WHAT NEEDS TO BE DONE: All lines in the data bearing the string "current" should be identified and copied.

TASK INPUTS:
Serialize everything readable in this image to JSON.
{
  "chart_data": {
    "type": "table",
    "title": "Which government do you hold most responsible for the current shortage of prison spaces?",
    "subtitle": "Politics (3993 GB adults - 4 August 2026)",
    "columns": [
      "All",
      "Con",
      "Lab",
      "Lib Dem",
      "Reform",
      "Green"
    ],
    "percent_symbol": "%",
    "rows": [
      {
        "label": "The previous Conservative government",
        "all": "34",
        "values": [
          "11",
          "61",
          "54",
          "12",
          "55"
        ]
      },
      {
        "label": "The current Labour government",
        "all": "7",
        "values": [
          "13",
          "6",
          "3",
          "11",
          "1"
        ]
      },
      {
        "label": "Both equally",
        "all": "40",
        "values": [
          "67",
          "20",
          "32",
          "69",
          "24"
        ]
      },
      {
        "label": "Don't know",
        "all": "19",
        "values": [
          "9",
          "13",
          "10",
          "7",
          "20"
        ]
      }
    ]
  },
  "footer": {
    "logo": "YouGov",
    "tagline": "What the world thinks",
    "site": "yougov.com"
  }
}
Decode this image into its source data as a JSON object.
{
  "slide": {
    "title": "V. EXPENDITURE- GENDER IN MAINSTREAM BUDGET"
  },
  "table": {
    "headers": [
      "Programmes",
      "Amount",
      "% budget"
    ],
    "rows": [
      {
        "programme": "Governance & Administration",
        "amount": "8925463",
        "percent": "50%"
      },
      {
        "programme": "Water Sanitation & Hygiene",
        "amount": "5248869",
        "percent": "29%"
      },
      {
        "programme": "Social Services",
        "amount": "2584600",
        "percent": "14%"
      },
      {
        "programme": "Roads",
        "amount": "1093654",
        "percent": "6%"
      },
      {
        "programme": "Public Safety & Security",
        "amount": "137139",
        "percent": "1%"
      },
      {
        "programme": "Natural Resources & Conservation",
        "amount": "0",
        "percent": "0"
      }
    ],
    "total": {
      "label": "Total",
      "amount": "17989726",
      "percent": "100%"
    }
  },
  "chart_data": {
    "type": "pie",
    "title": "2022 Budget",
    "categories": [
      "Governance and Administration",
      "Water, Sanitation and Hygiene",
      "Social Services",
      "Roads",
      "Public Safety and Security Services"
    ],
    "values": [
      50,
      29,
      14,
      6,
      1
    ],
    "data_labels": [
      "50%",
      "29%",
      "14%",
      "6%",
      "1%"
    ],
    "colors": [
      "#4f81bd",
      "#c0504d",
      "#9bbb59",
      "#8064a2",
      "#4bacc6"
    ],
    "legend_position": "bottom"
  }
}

SOLUTION TO THIS TASK:
    "title": "Which government do you hold most responsible for the current shortage of prison spaces?",
        "label": "The current Labour government",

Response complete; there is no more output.